→ Aim of the exercise
Quote every line of the data below as it stands, omitting pictures.

→ Data lines
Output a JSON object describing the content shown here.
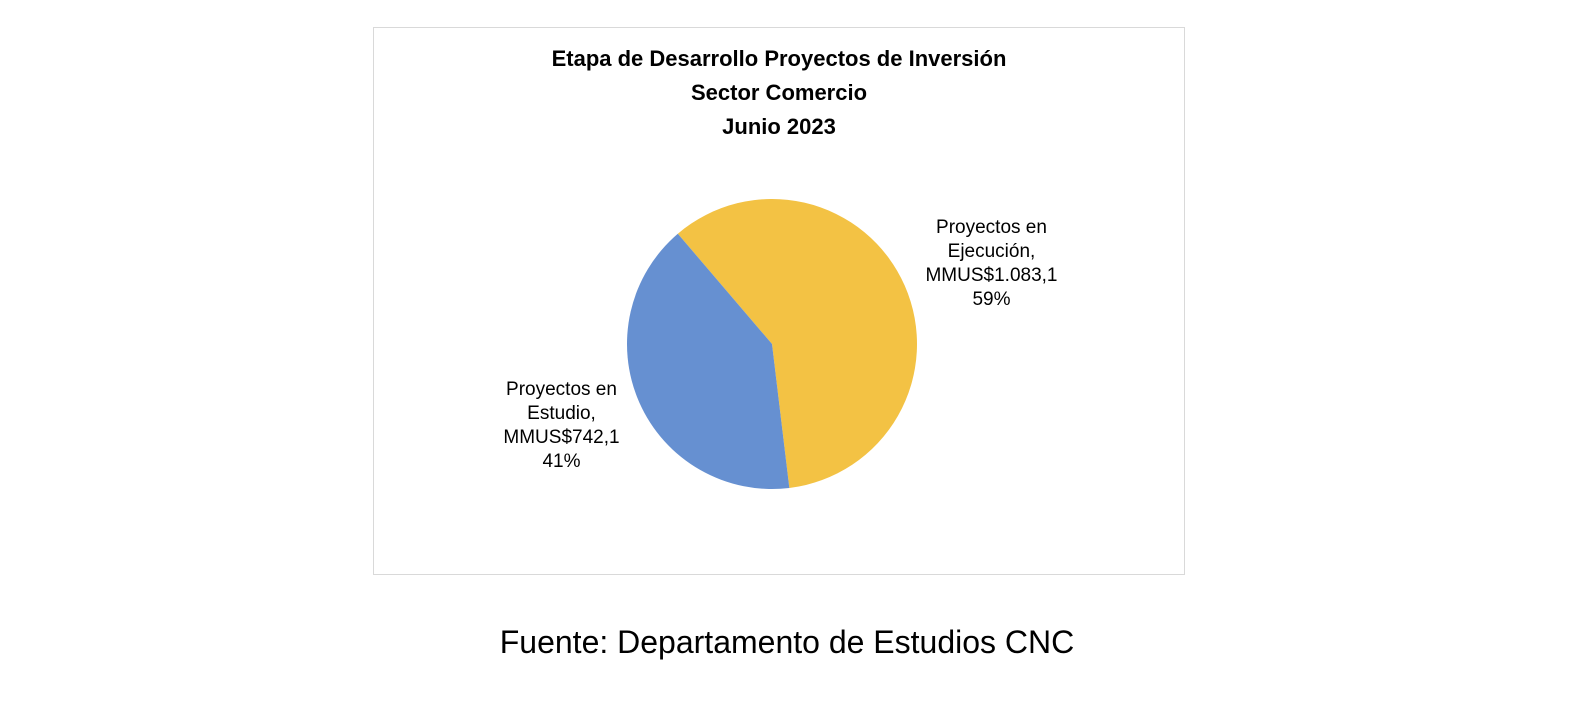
{
  "chart_data": {
    "type": "pie",
    "title_lines": [
      "Etapa de Desarrollo Proyectos de Inversión",
      "Sector Comercio",
      "Junio 2023"
    ],
    "slices": [
      {
        "label_lines": [
          "Proyectos en",
          "Ejecución,",
          "MMUS$1.083,1",
          "59%"
        ],
        "value": 1083.1,
        "percent": 59,
        "color": "#F3C244"
      },
      {
        "label_lines": [
          "Proyectos en",
          "Estudio,",
          "MMUS$742,1",
          "41%"
        ],
        "value": 742.1,
        "percent": 41,
        "color": "#6690D1"
      }
    ],
    "legend": "none"
  },
  "source": "Fuente: Departamento de Estudios CNC"
}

→ Exercise result
Output a JSON object describing the content shown here.
{
  "chart_data": {
    "type": "pie",
    "title_lines": [
      "Etapa de Desarrollo Proyectos de Inversión",
      "Sector Comercio",
      "Junio 2023"
    ],
    "slices": [
      {
        "label_lines": [
          "Proyectos en",
          "Ejecución,",
          "MMUS$1.083,1",
          "59%"
        ],
        "value": 1083.1,
        "percent": 59,
        "color": "#F3C244"
      },
      {
        "label_lines": [
          "Proyectos en",
          "Estudio,",
          "MMUS$742,1",
          "41%"
        ],
        "value": 742.1,
        "percent": 41,
        "color": "#6690D1"
      }
    ],
    "legend": "none"
  },
  "source": "Fuente: Departamento de Estudios CNC"
}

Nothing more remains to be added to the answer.